Data in this exercise:
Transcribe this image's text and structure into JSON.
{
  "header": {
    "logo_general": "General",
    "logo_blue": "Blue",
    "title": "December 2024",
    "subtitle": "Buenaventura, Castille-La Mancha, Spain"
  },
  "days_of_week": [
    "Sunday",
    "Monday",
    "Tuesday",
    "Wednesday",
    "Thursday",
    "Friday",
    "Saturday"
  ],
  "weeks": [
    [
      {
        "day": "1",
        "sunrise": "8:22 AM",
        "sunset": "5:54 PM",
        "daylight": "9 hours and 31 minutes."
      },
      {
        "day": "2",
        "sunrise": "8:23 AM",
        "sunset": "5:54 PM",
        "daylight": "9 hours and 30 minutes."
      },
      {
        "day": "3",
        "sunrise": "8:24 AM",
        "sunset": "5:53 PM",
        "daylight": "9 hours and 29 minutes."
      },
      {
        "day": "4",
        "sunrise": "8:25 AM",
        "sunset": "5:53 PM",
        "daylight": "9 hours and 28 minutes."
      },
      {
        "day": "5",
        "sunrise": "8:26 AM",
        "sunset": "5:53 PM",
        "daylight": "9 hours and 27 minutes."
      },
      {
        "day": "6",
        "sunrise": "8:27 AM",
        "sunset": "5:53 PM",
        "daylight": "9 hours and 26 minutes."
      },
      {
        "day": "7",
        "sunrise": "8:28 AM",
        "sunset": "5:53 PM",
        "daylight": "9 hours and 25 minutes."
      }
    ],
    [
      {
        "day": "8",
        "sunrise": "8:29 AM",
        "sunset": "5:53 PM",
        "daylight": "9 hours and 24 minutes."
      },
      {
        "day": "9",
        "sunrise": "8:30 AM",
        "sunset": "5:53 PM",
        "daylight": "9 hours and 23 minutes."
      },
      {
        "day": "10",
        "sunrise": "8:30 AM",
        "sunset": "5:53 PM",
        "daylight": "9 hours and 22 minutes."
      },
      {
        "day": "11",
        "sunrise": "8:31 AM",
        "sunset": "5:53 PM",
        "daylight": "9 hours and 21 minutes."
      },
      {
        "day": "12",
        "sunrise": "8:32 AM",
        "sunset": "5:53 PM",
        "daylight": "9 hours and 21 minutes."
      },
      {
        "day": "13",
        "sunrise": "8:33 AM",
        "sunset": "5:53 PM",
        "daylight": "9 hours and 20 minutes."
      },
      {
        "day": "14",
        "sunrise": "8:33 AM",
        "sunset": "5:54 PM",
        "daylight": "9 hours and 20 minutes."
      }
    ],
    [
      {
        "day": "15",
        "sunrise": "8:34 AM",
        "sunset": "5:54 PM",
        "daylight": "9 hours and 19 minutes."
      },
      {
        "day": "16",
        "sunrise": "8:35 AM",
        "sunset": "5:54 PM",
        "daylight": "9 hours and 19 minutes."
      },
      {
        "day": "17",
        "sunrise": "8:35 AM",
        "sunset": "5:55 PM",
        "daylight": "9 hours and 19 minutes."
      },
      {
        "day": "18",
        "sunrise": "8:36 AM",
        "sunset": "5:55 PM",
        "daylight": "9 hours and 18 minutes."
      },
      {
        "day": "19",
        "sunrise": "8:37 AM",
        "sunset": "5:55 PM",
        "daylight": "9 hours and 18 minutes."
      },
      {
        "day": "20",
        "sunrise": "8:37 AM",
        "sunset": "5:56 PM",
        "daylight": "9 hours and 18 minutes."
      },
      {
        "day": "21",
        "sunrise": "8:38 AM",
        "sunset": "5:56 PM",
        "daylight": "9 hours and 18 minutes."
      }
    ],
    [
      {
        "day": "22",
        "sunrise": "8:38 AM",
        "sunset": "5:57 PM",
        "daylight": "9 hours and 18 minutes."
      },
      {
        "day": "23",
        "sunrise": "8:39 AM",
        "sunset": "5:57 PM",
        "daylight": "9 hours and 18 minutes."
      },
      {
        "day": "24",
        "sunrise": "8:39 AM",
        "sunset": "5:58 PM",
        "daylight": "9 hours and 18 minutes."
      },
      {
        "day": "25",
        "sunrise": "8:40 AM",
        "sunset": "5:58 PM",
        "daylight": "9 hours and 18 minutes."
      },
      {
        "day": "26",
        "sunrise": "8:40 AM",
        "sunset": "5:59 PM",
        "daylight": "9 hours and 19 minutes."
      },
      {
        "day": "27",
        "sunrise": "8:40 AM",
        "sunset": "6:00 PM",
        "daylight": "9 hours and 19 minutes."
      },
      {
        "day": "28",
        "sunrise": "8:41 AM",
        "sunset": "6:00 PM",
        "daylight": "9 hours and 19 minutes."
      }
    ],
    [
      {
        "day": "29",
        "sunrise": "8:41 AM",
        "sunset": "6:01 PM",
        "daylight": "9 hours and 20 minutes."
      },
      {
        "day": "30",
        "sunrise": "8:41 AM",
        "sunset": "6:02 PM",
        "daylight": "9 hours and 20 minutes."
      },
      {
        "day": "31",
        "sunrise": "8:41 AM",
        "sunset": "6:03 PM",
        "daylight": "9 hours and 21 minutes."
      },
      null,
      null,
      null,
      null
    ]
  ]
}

==

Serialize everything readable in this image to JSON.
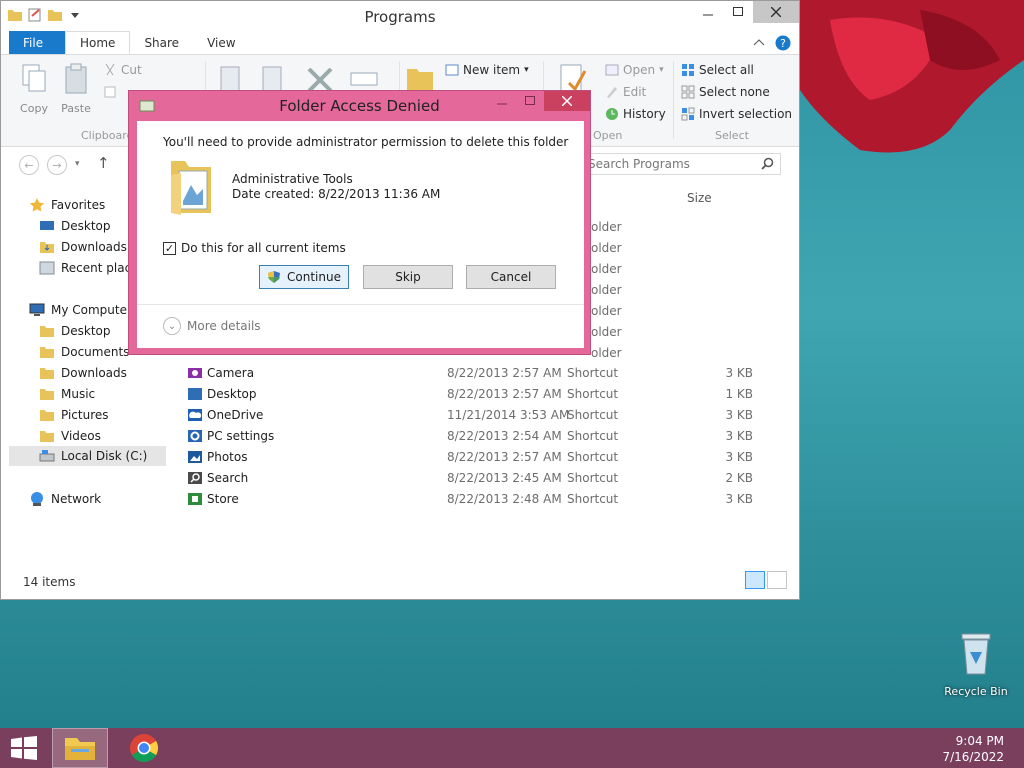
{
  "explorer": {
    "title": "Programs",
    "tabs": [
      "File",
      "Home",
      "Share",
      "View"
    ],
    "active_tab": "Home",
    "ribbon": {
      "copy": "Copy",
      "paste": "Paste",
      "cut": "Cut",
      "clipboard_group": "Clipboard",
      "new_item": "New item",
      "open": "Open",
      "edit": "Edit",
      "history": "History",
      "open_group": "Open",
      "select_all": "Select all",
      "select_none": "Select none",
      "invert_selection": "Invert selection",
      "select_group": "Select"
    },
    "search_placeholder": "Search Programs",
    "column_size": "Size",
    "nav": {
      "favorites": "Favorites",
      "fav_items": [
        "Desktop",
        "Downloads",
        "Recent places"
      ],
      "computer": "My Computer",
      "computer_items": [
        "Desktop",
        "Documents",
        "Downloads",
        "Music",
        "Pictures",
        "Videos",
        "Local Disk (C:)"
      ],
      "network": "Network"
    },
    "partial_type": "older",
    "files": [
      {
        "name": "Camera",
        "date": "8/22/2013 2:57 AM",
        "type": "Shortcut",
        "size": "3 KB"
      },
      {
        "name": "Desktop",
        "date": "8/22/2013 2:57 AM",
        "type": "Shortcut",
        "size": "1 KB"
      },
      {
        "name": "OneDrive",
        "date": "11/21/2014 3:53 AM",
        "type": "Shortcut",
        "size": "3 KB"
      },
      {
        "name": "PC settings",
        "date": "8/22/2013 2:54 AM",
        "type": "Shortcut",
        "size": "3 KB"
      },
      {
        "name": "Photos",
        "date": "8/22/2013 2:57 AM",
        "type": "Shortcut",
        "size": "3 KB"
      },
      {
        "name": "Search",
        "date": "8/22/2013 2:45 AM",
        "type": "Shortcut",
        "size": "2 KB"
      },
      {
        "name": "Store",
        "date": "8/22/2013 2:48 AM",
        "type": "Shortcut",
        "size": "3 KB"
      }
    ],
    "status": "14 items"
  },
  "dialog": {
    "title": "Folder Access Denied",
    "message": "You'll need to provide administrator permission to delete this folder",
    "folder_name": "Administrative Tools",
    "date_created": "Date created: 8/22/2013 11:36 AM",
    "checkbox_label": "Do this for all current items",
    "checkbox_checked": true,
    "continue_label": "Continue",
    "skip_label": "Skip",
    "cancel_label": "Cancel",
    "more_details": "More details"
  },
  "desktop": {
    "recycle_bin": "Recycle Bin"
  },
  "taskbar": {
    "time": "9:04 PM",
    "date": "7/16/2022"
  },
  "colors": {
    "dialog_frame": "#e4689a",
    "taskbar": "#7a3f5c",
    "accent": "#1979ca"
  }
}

Brief: Which lines in the records above contain the string "Programs"? Copy each one.

Solution:
    "title": "Programs",
    "search_placeholder": "Search Programs",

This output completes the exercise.